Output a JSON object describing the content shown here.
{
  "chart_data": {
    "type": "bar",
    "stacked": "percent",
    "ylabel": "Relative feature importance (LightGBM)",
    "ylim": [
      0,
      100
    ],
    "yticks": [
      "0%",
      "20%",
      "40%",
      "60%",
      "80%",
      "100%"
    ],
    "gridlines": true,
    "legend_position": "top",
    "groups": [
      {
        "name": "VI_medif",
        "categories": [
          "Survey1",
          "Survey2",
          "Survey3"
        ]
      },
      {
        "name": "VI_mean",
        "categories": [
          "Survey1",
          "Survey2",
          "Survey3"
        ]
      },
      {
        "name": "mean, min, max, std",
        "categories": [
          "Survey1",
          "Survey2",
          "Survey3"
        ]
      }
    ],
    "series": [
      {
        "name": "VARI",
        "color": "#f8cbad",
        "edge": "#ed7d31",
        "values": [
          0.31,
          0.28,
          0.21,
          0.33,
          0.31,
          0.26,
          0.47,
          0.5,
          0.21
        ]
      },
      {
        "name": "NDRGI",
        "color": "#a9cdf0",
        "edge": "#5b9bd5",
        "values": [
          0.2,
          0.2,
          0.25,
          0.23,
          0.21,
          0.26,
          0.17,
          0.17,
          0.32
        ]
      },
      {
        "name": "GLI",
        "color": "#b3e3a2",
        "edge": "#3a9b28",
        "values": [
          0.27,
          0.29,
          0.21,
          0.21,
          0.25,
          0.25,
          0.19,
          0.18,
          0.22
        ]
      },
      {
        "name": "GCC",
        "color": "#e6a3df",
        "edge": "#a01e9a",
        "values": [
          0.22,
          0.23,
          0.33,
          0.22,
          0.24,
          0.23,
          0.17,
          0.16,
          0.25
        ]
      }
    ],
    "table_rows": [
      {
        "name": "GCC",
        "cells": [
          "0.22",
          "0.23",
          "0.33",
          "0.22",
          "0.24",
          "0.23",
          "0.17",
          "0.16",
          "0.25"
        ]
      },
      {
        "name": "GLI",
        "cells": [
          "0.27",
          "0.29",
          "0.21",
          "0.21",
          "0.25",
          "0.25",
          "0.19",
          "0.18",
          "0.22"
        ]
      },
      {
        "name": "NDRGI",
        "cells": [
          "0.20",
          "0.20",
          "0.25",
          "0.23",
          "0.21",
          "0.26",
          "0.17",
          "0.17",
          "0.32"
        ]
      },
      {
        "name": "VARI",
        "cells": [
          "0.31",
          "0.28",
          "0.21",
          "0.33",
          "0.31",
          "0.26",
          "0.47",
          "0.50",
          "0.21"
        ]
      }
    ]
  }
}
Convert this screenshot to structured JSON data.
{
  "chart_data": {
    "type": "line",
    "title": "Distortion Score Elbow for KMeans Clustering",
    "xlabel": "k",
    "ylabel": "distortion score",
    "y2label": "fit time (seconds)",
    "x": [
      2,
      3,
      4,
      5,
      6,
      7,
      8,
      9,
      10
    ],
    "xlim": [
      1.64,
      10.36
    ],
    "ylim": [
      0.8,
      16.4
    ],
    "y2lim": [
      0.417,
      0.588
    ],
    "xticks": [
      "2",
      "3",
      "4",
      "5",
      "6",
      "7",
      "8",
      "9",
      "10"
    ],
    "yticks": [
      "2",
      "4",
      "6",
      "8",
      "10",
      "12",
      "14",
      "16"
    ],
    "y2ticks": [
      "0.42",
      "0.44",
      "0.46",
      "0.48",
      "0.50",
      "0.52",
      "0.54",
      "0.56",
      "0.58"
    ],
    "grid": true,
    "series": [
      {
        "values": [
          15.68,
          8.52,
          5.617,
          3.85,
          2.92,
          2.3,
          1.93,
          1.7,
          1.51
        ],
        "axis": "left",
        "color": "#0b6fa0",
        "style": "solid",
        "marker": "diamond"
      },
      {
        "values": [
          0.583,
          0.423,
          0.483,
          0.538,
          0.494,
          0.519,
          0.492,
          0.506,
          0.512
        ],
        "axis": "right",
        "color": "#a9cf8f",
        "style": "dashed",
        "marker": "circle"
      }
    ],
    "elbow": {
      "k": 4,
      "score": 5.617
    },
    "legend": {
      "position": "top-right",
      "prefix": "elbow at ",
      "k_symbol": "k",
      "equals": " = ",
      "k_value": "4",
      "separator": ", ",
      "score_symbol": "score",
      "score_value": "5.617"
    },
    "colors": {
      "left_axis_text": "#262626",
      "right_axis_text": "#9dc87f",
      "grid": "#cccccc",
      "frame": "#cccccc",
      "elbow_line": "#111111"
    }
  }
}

**REQUIREMENTS:** Word for word, extract all the records.

**THE SOLUTION:**
Output a JSON object describing the content shown here.
{
  "chart_data": {
    "type": "bar",
    "stacked": "percent",
    "ylabel": "Relative feature importance (LightGBM)",
    "ylim": [
      0,
      100
    ],
    "yticks": [
      "0%",
      "20%",
      "40%",
      "60%",
      "80%",
      "100%"
    ],
    "gridlines": true,
    "legend_position": "top",
    "groups": [
      {
        "name": "VI_medif",
        "categories": [
          "Survey1",
          "Survey2",
          "Survey3"
        ]
      },
      {
        "name": "VI_mean",
        "categories": [
          "Survey1",
          "Survey2",
          "Survey3"
        ]
      },
      {
        "name": "mean, min, max, std",
        "categories": [
          "Survey1",
          "Survey2",
          "Survey3"
        ]
      }
    ],
    "series": [
      {
        "name": "VARI",
        "color": "#f8cbad",
        "edge": "#ed7d31",
        "values": [
          0.31,
          0.28,
          0.21,
          0.33,
          0.31,
          0.26,
          0.47,
          0.5,
          0.21
        ]
      },
      {
        "name": "NDRGI",
        "color": "#a9cdf0",
        "edge": "#5b9bd5",
        "values": [
          0.2,
          0.2,
          0.25,
          0.23,
          0.21,
          0.26,
          0.17,
          0.17,
          0.32
        ]
      },
      {
        "name": "GLI",
        "color": "#b3e3a2",
        "edge": "#3a9b28",
        "values": [
          0.27,
          0.29,
          0.21,
          0.21,
          0.25,
          0.25,
          0.19,
          0.18,
          0.22
        ]
      },
      {
        "name": "GCC",
        "color": "#e6a3df",
        "edge": "#a01e9a",
        "values": [
          0.22,
          0.23,
          0.33,
          0.22,
          0.24,
          0.23,
          0.17,
          0.16,
          0.25
        ]
      }
    ],
    "table_rows": [
      {
        "name": "GCC",
        "cells": [
          "0.22",
          "0.23",
          "0.33",
          "0.22",
          "0.24",
          "0.23",
          "0.17",
          "0.16",
          "0.25"
        ]
      },
      {
        "name": "GLI",
        "cells": [
          "0.27",
          "0.29",
          "0.21",
          "0.21",
          "0.25",
          "0.25",
          "0.19",
          "0.18",
          "0.22"
        ]
      },
      {
        "name": "NDRGI",
        "cells": [
          "0.20",
          "0.20",
          "0.25",
          "0.23",
          "0.21",
          "0.26",
          "0.17",
          "0.17",
          "0.32"
        ]
      },
      {
        "name": "VARI",
        "cells": [
          "0.31",
          "0.28",
          "0.21",
          "0.33",
          "0.31",
          "0.26",
          "0.47",
          "0.50",
          "0.21"
        ]
      }
    ]
  }
}
Convert this screenshot to structured JSON data.
{
  "chart_data": {
    "type": "line",
    "title": "Distortion Score Elbow for KMeans Clustering",
    "xlabel": "k",
    "ylabel": "distortion score",
    "y2label": "fit time (seconds)",
    "x": [
      2,
      3,
      4,
      5,
      6,
      7,
      8,
      9,
      10
    ],
    "xlim": [
      1.64,
      10.36
    ],
    "ylim": [
      0.8,
      16.4
    ],
    "y2lim": [
      0.417,
      0.588
    ],
    "xticks": [
      "2",
      "3",
      "4",
      "5",
      "6",
      "7",
      "8",
      "9",
      "10"
    ],
    "yticks": [
      "2",
      "4",
      "6",
      "8",
      "10",
      "12",
      "14",
      "16"
    ],
    "y2ticks": [
      "0.42",
      "0.44",
      "0.46",
      "0.48",
      "0.50",
      "0.52",
      "0.54",
      "0.56",
      "0.58"
    ],
    "grid": true,
    "series": [
      {
        "values": [
          15.68,
          8.52,
          5.617,
          3.85,
          2.92,
          2.3,
          1.93,
          1.7,
          1.51
        ],
        "axis": "left",
        "color": "#0b6fa0",
        "style": "solid",
        "marker": "diamond"
      },
      {
        "values": [
          0.583,
          0.423,
          0.483,
          0.538,
          0.494,
          0.519,
          0.492,
          0.506,
          0.512
        ],
        "axis": "right",
        "color": "#a9cf8f",
        "style": "dashed",
        "marker": "circle"
      }
    ],
    "elbow": {
      "k": 4,
      "score": 5.617
    },
    "legend": {
      "position": "top-right",
      "prefix": "elbow at ",
      "k_symbol": "k",
      "equals": " = ",
      "k_value": "4",
      "separator": ", ",
      "score_symbol": "score",
      "score_value": "5.617"
    },
    "colors": {
      "left_axis_text": "#262626",
      "right_axis_text": "#9dc87f",
      "grid": "#cccccc",
      "frame": "#cccccc",
      "elbow_line": "#111111"
    }
  }
}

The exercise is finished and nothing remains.